Dataset records section start
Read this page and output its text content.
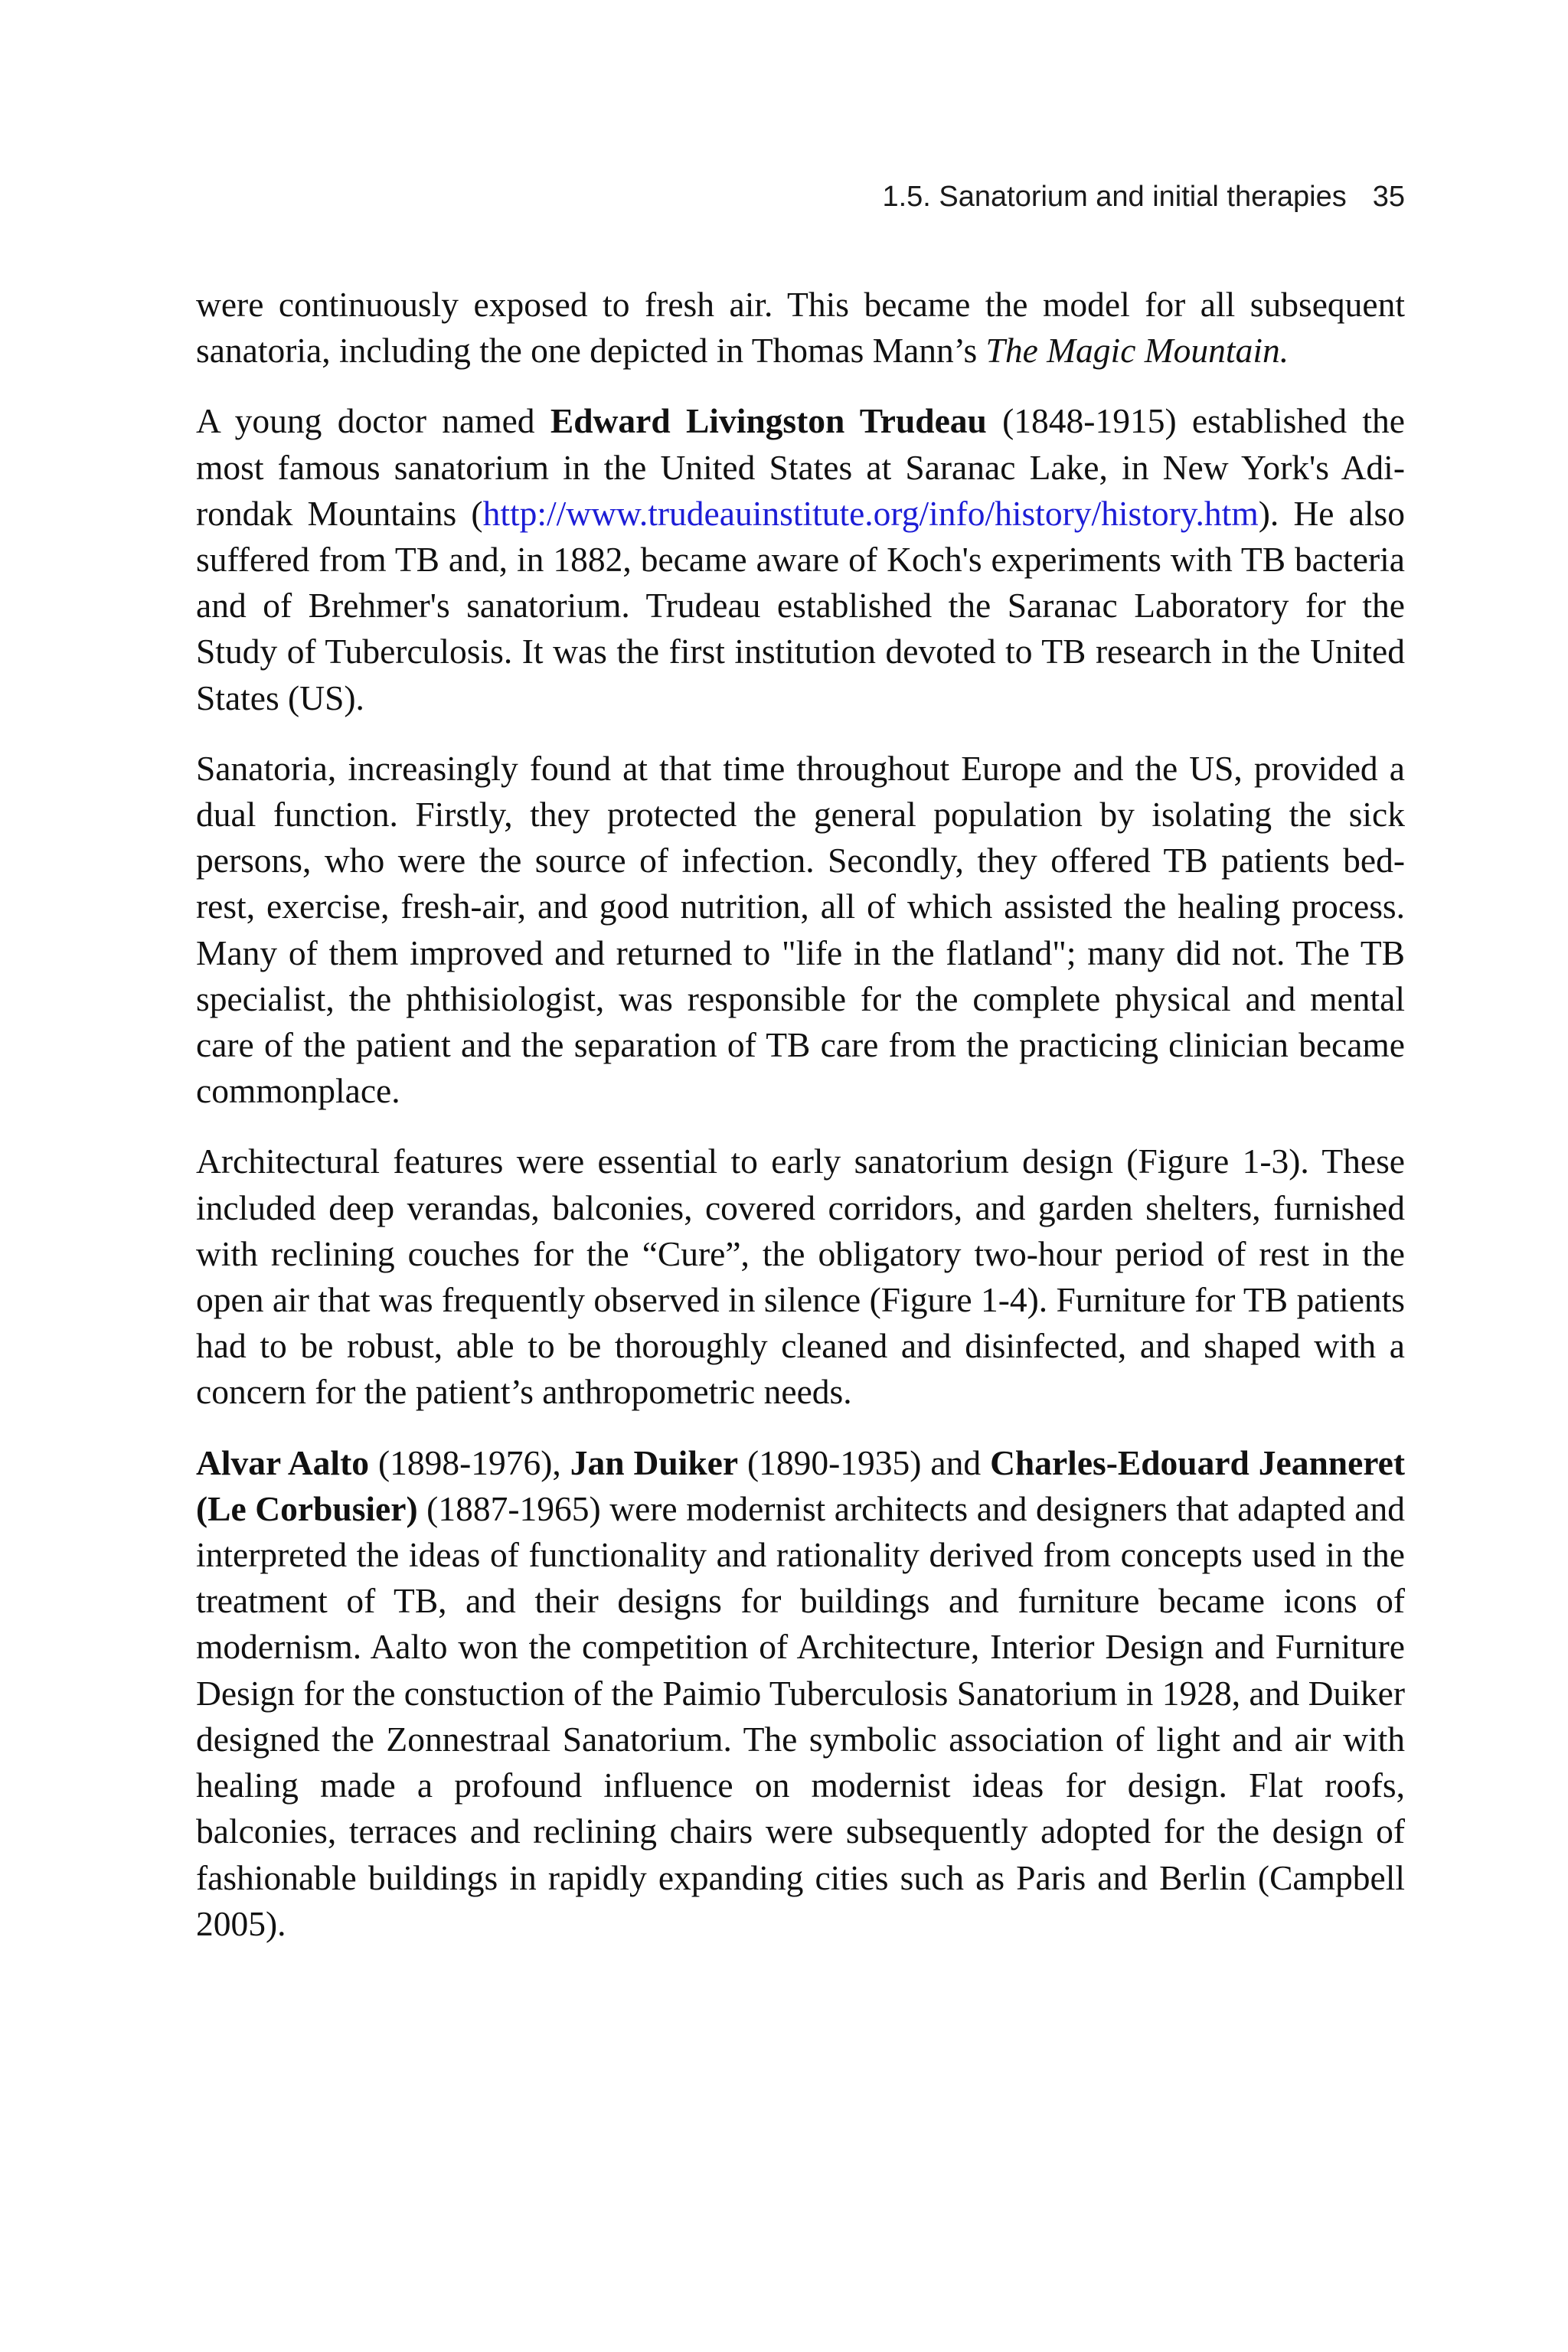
1.5. Sanatorium and initial therapies 35

were continuously exposed to fresh air. This became the model for all subsequent sanatoria, including the one depicted in Thomas Mann’s The Magic Mountain.

A young doctor named Edward Livingston Trudeau (1848-1915) established the most famous sanatorium in the United States at Saranac Lake, in New York's Adirondak Mountains (http://www.trudeauinstitute.org/info/history/history.htm). He also suffered from TB and, in 1882, became aware of Koch's experiments with TB bacteria and of Brehmer's sanatorium. Trudeau established the Saranac Laboratory for the Study of Tuberculosis. It was the first institution devoted to TB research in the United States (US).

Sanatoria, increasingly found at that time throughout Europe and the US, provided a dual function. Firstly, they protected the general population by isolating the sick persons, who were the source of infection. Secondly, they offered TB patients bed-rest, exercise, fresh-air, and good nutrition, all of which assisted the healing process. Many of them improved and returned to "life in the flatland"; many did not. The TB specialist, the phthisiologist, was responsible for the complete physical and mental care of the patient and the separation of TB care from the practicing clinician became commonplace.

Architectural features were essential to early sanatorium design (Figure 1-3). These included deep verandas, balconies, covered corridors, and garden shelters, furnished with reclining couches for the “Cure”, the obligatory two-hour period of rest in the open air that was frequently observed in silence (Figure 1-4). Furniture for TB patients had to be robust, able to be thoroughly cleaned and disinfected, and shaped with a concern for the patient’s anthropometric needs.

Alvar Aalto (1898-1976), Jan Duiker (1890-1935) and Charles-Edouard Jeanneret (Le Corbusier) (1887-1965) were modernist architects and designers that adapted and interpreted the ideas of functionality and rationality derived from concepts used in the treatment of TB, and their designs for buildings and furniture became icons of modernism. Aalto won the competition of Architecture, Interior Design and Furniture Design for the constuction of the Paimio Tuberculosis Sanatorium in 1928, and Duiker designed the Zonnestraal Sanatorium. The symbolic association of light and air with healing made a profound influence on modernist ideas for design. Flat roofs, balconies, terraces and reclining chairs were subsequently adopted for the design of fashionable buildings in rapidly expanding cities such as Paris and Berlin (Campbell 2005).
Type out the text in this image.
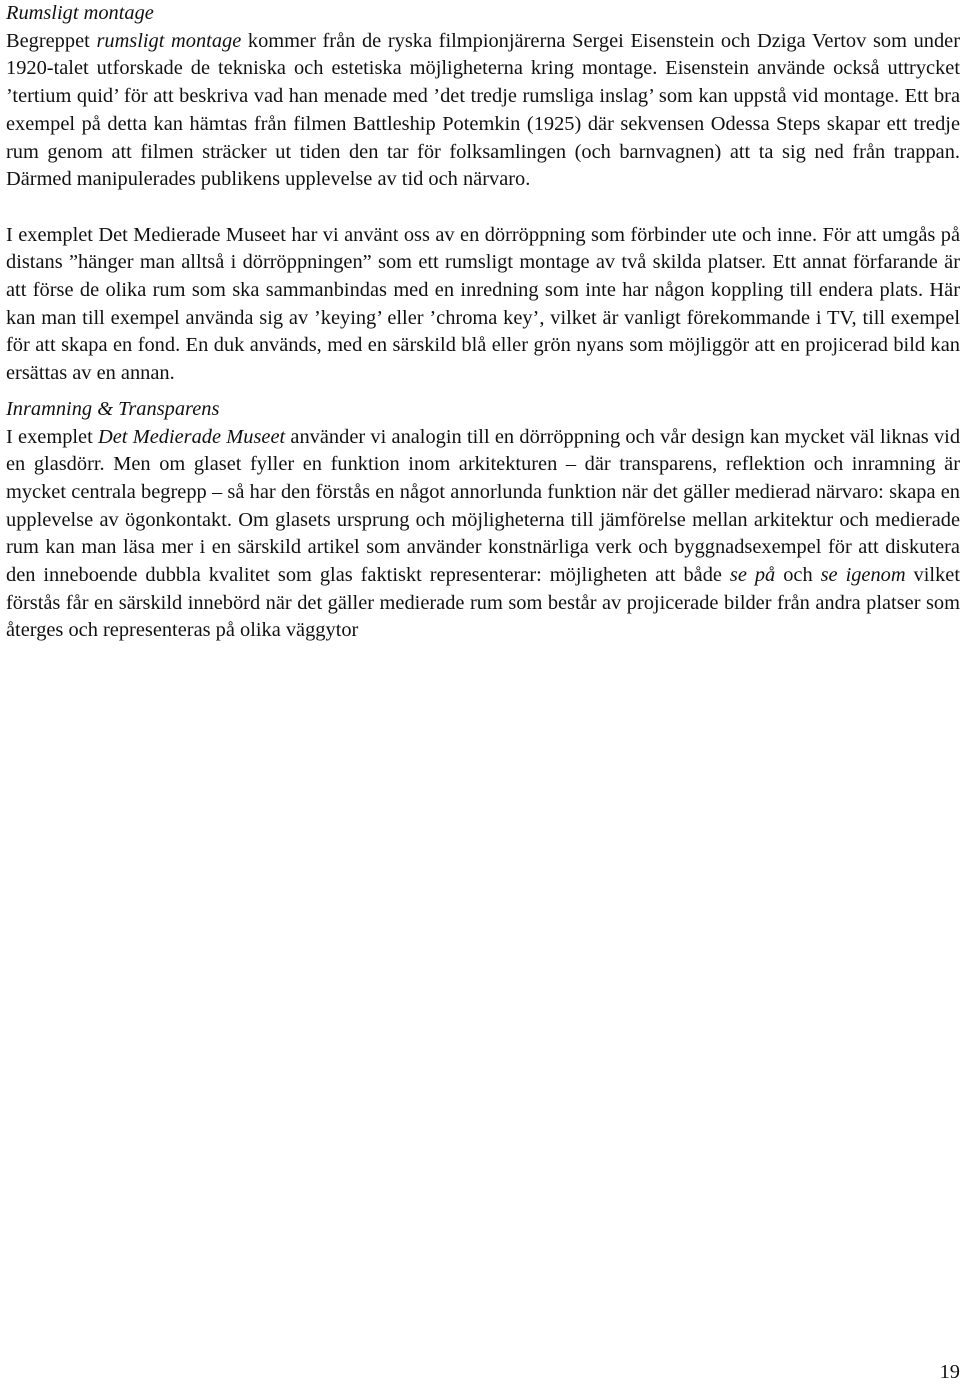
Rumsligt montage

Begreppet rumsligt montage kommer från de ryska filmpionjärerna Sergei Eisenstein och Dziga Vertov som under 1920-talet utforskade de tekniska och estetiska möjligheterna kring montage. Eisenstein använde också uttrycket ’tertium quid’ för att beskriva vad han menade med ’det tredje rumsliga inslag’ som kan uppstå vid montage. Ett bra exempel på detta kan hämtas från filmen Battleship Potemkin (1925) där sekvensen Odessa Steps skapar ett tredje rum genom att filmen sträcker ut tiden den tar för folksamlingen (och barnvagnen) att ta sig ned från trappan. Därmed manipulerades publikens upplevelse av tid och närvaro.

I exemplet Det Medierade Museet har vi använt oss av en dörröppning som förbinder ute och inne. För att umgås på distans ”hänger man alltså i dörröppningen” som ett rumsligt montage av två skilda platser. Ett annat förfarande är att förse de olika rum som ska sammanbindas med en inredning som inte har någon koppling till endera plats. Här kan man till exempel använda sig av ’keying’ eller ’chroma key’, vilket är vanligt förekommande i TV, till exempel för att skapa en fond. En duk används, med en särskild blå eller grön nyans som möjliggör att en projicerad bild kan ersättas av en annan.

Inramning & Transparens

I exemplet Det Medierade Museet använder vi analogin till en dörröppning och vår design kan mycket väl liknas vid en glasdörr. Men om glaset fyller en funktion inom arkitekturen – där transparens, reflektion och inramning är mycket centrala begrepp – så har den förstås en något annorlunda funktion när det gäller medierad närvaro: skapa en upplevelse av ögonkontakt. Om glasets ursprung och möjligheterna till jämförelse mellan arkitektur och medierade rum kan man läsa mer i en särskild artikel som använder konstnärliga verk och byggnadsexempel för att diskutera den inneboende dubbla kvalitet som glas faktiskt representerar: möjligheten att både se på och se igenom vilket förstås får en särskild innebörd när det gäller medierade rum som består av projicerade bilder från andra platser som återges och representeras på olika väggytor

19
Dataset records section end
» The problem
Output the entries exactly as they appear, with no pictures included.

» Solution to the problem
Read this page and output its text content.
1.5. Sanatorium and initial therapies 35

were continuously exposed to fresh air. This became the model for all subsequent sanatoria, including the one depicted in Thomas Mann’s The Magic Mountain.

A young doctor named Edward Livingston Trudeau (1848-1915) established the most famous sanatorium in the United States at Saranac Lake, in New York's Adirondak Mountains (http://www.trudeauinstitute.org/info/history/history.htm). He also suffered from TB and, in 1882, became aware of Koch's experiments with TB bacteria and of Brehmer's sanatorium. Trudeau established the Saranac Laboratory for the Study of Tuberculosis. It was the first institution devoted to TB research in the United States (US).

Sanatoria, increasingly found at that time throughout Europe and the US, provided a dual function. Firstly, they protected the general population by isolating the sick persons, who were the source of infection. Secondly, they offered TB patients bed-rest, exercise, fresh-air, and good nutrition, all of which assisted the healing process. Many of them improved and returned to "life in the flatland"; many did not. The TB specialist, the phthisiologist, was responsible for the complete physical and mental care of the patient and the separation of TB care from the practicing clinician became commonplace.

Architectural features were essential to early sanatorium design (Figure 1-3). These included deep verandas, balconies, covered corridors, and garden shelters, furnished with reclining couches for the “Cure”, the obligatory two-hour period of rest in the open air that was frequently observed in silence (Figure 1-4). Furniture for TB patients had to be robust, able to be thoroughly cleaned and disinfected, and shaped with a concern for the patient’s anthropometric needs.

Alvar Aalto (1898-1976), Jan Duiker (1890-1935) and Charles-Edouard Jeanneret (Le Corbusier) (1887-1965) were modernist architects and designers that adapted and interpreted the ideas of functionality and rationality derived from concepts used in the treatment of TB, and their designs for buildings and furniture became icons of modernism. Aalto won the competition of Architecture, Interior Design and Furniture Design for the constuction of the Paimio Tuberculosis Sanatorium in 1928, and Duiker designed the Zonnestraal Sanatorium. The symbolic association of light and air with healing made a profound influence on modernist ideas for design. Flat roofs, balconies, terraces and reclining chairs were subsequently adopted for the design of fashionable buildings in rapidly expanding cities such as Paris and Berlin (Campbell 2005).
Type out the text in this image.
Rumsligt montage

Begreppet rumsligt montage kommer från de ryska filmpionjärerna Sergei Eisenstein och Dziga Vertov som under 1920-talet utforskade de tekniska och estetiska möjligheterna kring montage. Eisenstein använde också uttrycket ’tertium quid’ för att beskriva vad han menade med ’det tredje rumsliga inslag’ som kan uppstå vid montage. Ett bra exempel på detta kan hämtas från filmen Battleship Potemkin (1925) där sekvensen Odessa Steps skapar ett tredje rum genom att filmen sträcker ut tiden den tar för folksamlingen (och barnvagnen) att ta sig ned från trappan. Därmed manipulerades publikens upplevelse av tid och närvaro.

I exemplet Det Medierade Museet har vi använt oss av en dörröppning som förbinder ute och inne. För att umgås på distans ”hänger man alltså i dörröppningen” som ett rumsligt montage av två skilda platser. Ett annat förfarande är att förse de olika rum som ska sammanbindas med en inredning som inte har någon koppling till endera plats. Här kan man till exempel använda sig av ’keying’ eller ’chroma key’, vilket är vanligt förekommande i TV, till exempel för att skapa en fond. En duk används, med en särskild blå eller grön nyans som möjliggör att en projicerad bild kan ersättas av en annan.

Inramning & Transparens

I exemplet Det Medierade Museet använder vi analogin till en dörröppning och vår design kan mycket väl liknas vid en glasdörr. Men om glaset fyller en funktion inom arkitekturen – där transparens, reflektion och inramning är mycket centrala begrepp – så har den förstås en något annorlunda funktion när det gäller medierad närvaro: skapa en upplevelse av ögonkontakt. Om glasets ursprung och möjligheterna till jämförelse mellan arkitektur och medierade rum kan man läsa mer i en särskild artikel som använder konstnärliga verk och byggnadsexempel för att diskutera den inneboende dubbla kvalitet som glas faktiskt representerar: möjligheten att både se på och se igenom vilket förstås får en särskild innebörd när det gäller medierade rum som består av projicerade bilder från andra platser som återges och representeras på olika väggytor

19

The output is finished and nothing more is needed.